Lines of data
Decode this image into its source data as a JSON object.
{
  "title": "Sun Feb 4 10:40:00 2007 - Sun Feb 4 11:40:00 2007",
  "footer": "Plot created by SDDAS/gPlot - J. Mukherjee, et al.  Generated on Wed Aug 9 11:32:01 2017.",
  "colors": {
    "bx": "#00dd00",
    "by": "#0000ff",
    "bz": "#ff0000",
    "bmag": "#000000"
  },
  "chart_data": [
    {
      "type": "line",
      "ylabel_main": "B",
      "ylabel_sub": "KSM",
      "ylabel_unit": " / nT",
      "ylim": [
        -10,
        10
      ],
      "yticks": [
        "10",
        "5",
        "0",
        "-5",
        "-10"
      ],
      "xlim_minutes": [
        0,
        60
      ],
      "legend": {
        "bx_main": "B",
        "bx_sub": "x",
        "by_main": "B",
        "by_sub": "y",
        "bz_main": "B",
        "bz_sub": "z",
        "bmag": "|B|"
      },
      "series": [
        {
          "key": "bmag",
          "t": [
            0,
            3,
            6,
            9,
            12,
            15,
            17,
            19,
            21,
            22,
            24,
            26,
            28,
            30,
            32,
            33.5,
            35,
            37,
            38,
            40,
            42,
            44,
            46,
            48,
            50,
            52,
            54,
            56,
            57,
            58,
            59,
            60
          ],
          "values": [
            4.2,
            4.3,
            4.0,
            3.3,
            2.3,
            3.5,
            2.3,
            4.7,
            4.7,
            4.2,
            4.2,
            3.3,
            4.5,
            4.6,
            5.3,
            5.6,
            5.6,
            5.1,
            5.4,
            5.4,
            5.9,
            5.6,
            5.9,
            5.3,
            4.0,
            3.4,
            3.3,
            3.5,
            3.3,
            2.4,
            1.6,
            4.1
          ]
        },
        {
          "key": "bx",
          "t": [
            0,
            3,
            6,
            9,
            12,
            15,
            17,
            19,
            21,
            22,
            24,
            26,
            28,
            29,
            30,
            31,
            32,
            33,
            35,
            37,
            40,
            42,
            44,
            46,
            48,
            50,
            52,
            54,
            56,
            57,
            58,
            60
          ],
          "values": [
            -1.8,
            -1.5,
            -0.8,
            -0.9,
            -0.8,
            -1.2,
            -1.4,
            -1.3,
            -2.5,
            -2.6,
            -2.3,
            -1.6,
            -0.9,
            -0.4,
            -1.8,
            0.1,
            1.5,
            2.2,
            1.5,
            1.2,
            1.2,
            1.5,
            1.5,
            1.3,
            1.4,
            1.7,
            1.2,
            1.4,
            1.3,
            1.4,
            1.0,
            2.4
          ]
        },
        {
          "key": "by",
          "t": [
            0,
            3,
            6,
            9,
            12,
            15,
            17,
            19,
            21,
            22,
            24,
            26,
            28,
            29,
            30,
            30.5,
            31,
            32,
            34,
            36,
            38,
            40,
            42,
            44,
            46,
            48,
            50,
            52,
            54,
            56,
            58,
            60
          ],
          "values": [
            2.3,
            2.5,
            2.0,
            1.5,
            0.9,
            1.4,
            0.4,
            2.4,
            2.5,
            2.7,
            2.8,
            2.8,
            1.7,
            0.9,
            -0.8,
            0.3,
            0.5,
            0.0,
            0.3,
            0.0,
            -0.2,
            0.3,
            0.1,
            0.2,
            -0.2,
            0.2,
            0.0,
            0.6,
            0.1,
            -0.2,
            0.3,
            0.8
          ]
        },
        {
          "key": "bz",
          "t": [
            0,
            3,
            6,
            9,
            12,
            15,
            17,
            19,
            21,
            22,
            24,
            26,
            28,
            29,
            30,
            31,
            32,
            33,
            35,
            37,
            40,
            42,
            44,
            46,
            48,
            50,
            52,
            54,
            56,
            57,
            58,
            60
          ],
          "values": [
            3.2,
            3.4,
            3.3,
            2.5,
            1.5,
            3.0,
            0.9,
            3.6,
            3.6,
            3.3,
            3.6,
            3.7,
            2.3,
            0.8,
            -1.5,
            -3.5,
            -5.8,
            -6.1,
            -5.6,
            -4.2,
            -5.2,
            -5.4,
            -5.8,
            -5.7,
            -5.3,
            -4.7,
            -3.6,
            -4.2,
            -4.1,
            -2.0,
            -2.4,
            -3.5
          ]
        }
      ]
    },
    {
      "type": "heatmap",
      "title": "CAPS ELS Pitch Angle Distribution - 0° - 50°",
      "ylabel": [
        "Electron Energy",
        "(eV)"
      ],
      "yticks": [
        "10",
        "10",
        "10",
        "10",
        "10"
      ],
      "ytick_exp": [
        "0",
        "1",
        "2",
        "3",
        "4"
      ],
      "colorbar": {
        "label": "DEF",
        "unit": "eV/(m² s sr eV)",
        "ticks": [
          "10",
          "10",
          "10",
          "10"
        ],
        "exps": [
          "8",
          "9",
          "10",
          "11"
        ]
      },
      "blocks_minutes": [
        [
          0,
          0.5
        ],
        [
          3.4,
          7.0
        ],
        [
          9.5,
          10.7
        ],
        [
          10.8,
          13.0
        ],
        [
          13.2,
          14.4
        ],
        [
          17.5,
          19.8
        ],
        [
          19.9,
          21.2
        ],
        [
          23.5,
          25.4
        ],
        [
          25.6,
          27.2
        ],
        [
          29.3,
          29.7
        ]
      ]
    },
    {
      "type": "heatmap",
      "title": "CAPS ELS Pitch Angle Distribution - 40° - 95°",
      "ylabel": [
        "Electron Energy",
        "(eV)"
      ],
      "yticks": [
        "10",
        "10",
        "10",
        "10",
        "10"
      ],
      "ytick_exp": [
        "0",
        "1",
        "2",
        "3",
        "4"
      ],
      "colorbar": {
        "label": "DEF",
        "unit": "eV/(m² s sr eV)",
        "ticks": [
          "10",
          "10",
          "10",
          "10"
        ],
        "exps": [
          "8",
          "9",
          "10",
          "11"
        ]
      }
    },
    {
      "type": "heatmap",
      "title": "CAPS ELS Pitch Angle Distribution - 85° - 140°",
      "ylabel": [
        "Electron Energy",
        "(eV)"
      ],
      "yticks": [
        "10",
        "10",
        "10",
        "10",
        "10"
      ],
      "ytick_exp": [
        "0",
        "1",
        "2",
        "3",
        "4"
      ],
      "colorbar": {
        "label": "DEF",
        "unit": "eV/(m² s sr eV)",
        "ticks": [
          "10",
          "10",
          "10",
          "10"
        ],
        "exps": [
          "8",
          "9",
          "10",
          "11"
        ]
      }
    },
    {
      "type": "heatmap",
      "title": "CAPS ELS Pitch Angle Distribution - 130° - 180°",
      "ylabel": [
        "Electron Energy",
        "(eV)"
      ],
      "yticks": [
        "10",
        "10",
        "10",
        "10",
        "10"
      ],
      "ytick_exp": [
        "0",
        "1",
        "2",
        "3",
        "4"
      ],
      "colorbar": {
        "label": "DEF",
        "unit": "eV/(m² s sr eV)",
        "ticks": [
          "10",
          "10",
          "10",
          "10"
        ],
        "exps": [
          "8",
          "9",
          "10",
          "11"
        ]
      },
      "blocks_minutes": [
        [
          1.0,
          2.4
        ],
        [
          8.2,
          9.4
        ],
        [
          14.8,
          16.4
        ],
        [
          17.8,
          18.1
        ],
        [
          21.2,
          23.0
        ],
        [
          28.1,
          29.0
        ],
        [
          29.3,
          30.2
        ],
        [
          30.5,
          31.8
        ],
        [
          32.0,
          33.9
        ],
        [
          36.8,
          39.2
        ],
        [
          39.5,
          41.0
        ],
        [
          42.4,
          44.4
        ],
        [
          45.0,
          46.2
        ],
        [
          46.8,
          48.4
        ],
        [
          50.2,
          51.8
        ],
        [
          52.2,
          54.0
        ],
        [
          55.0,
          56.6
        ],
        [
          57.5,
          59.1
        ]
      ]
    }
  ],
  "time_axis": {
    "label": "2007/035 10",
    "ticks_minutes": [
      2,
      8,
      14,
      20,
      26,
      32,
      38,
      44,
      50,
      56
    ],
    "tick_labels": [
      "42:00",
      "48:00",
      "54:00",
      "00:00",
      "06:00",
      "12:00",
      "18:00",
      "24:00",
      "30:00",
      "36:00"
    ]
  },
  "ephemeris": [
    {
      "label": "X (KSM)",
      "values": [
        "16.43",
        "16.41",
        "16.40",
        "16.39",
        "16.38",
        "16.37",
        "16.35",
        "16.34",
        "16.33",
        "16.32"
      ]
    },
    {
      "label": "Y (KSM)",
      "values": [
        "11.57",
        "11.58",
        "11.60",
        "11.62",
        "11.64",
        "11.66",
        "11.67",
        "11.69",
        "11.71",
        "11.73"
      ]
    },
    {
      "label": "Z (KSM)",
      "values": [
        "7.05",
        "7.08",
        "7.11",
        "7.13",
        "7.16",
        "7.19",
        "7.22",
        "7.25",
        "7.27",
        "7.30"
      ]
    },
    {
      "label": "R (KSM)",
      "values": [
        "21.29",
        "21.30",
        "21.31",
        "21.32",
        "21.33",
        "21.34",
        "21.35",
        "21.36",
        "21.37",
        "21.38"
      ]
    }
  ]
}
---
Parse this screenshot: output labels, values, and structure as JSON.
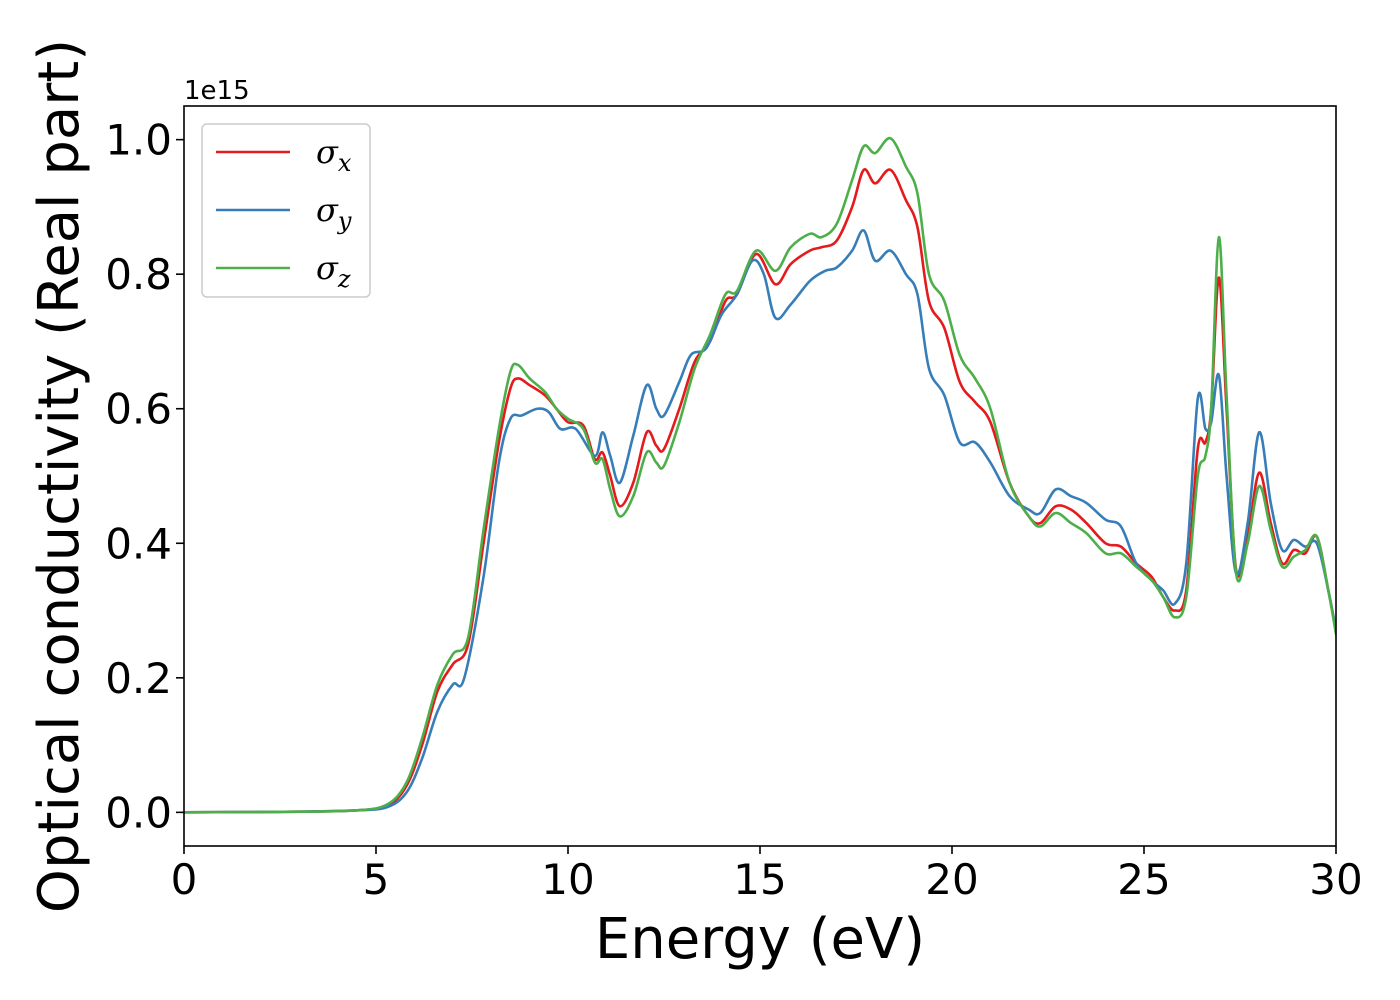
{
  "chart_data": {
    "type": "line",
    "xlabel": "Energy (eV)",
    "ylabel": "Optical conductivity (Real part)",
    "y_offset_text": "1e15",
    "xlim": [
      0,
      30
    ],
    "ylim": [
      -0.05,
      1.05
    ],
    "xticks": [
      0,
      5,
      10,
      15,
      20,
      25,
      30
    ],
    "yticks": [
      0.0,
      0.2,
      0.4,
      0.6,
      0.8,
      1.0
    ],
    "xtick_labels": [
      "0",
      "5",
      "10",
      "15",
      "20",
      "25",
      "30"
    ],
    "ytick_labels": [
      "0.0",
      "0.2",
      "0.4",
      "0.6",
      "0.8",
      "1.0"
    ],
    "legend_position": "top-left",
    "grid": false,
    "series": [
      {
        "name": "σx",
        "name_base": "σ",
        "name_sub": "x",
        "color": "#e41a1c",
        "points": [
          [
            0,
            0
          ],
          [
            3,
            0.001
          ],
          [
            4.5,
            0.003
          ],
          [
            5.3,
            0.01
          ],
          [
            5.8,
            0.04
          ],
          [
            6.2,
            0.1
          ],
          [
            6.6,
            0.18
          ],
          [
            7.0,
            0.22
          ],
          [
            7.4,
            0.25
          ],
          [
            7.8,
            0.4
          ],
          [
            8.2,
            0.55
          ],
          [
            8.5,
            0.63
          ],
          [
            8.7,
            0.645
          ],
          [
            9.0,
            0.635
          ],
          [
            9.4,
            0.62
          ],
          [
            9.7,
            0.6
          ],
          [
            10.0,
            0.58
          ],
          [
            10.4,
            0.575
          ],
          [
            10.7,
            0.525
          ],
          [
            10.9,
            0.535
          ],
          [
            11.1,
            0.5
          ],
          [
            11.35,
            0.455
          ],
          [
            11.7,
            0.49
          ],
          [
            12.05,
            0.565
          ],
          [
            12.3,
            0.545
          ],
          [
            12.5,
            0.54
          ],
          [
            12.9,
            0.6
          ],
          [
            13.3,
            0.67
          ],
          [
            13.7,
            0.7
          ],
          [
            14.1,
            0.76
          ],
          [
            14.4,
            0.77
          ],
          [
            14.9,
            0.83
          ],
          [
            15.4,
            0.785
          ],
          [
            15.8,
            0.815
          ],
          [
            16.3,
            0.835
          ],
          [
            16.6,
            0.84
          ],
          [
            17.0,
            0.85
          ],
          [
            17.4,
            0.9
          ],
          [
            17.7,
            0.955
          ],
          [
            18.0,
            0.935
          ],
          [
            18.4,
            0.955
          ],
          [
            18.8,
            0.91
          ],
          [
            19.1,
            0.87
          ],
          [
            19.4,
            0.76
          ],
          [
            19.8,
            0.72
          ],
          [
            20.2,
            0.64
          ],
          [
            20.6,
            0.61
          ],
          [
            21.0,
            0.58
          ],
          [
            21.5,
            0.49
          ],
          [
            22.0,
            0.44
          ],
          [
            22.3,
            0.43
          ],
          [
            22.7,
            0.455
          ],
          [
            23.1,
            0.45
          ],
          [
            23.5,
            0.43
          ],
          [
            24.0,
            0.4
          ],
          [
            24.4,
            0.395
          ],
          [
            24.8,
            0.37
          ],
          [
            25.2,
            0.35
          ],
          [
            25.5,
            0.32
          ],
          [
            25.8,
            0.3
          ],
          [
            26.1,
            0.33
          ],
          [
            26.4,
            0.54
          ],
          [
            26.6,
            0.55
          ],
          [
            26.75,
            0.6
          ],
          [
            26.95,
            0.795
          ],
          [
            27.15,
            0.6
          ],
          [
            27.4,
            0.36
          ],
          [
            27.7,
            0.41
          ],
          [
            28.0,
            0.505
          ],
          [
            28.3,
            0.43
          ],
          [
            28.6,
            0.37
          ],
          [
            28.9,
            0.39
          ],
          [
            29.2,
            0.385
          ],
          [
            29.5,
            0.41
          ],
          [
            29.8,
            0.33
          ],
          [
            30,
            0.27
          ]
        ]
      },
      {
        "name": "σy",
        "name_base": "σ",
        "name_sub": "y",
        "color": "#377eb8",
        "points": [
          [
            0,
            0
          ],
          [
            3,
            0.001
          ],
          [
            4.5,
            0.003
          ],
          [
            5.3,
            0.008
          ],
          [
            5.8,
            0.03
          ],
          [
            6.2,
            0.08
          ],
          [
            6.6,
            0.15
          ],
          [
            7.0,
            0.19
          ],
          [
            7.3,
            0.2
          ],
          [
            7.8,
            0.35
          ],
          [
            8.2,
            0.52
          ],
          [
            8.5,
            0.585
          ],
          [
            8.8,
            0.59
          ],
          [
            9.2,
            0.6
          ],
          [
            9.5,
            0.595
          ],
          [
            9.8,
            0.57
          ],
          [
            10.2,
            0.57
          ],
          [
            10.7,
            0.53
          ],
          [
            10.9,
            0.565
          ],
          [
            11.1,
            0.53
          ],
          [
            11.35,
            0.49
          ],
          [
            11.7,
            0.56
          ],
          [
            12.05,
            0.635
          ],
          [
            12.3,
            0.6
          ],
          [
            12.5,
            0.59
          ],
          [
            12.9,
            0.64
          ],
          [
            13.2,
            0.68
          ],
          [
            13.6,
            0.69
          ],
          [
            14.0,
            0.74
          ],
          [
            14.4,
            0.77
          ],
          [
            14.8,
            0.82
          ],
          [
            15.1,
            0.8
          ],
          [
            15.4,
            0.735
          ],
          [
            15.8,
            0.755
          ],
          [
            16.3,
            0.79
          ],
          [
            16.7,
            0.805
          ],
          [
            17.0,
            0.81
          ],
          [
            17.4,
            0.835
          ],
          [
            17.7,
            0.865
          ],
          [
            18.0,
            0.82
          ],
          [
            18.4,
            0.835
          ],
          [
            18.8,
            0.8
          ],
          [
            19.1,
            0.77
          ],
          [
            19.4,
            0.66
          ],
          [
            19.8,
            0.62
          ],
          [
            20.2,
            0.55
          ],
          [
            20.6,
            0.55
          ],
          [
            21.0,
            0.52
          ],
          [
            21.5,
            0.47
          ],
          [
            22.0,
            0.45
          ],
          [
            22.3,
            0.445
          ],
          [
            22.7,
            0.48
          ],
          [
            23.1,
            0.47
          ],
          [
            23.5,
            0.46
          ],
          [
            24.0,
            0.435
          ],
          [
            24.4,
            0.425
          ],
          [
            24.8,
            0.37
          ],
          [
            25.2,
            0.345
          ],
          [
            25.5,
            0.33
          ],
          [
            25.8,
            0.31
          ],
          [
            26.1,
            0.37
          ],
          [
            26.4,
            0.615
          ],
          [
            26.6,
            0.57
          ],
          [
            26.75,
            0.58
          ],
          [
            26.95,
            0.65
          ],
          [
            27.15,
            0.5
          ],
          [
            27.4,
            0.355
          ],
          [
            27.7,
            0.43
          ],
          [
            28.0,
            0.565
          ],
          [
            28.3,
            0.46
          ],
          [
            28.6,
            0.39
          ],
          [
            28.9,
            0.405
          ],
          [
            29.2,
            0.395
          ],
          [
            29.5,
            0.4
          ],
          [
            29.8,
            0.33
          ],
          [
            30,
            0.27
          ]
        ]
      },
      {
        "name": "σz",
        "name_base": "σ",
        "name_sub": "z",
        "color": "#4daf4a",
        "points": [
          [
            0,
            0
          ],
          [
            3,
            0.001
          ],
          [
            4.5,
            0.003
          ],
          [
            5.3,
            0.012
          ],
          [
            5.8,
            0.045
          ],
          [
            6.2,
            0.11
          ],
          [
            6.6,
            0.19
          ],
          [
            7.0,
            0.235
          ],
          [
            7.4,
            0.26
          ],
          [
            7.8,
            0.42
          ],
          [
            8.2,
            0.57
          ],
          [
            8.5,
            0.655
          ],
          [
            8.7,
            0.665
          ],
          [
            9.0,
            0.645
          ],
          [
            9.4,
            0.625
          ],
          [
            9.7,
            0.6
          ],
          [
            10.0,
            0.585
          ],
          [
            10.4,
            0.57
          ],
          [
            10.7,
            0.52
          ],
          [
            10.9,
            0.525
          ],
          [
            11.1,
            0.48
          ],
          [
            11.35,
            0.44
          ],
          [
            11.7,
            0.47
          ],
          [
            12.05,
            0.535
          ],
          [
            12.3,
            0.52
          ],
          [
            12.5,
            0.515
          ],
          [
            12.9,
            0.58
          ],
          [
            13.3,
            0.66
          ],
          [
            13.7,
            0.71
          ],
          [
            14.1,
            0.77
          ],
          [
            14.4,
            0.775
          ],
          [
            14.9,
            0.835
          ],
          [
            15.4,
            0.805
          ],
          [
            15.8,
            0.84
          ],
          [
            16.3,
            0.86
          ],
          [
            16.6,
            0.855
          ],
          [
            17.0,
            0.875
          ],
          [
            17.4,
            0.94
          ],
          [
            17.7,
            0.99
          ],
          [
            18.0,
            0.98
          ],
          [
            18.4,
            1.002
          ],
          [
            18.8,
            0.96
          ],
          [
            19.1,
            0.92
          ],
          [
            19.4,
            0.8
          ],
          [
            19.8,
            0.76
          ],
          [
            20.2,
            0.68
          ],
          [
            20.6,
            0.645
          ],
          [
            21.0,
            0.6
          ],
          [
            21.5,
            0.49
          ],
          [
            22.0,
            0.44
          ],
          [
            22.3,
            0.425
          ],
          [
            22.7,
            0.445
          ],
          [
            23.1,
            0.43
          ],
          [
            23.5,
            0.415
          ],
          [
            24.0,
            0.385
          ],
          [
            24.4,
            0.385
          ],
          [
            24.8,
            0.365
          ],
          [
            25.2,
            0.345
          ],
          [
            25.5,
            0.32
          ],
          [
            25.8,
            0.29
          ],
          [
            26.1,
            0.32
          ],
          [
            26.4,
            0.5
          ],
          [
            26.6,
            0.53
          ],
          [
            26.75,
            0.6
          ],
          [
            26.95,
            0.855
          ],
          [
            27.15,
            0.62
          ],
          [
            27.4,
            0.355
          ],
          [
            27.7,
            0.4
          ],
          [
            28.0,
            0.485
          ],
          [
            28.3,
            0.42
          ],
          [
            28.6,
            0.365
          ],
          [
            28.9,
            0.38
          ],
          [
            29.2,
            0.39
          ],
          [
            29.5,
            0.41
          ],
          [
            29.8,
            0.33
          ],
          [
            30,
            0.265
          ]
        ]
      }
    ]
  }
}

**Problem:** The word "Pitch" may appear on some lines of these records; state how many such lines there are, and nothing else.

**Completed exercise:** 4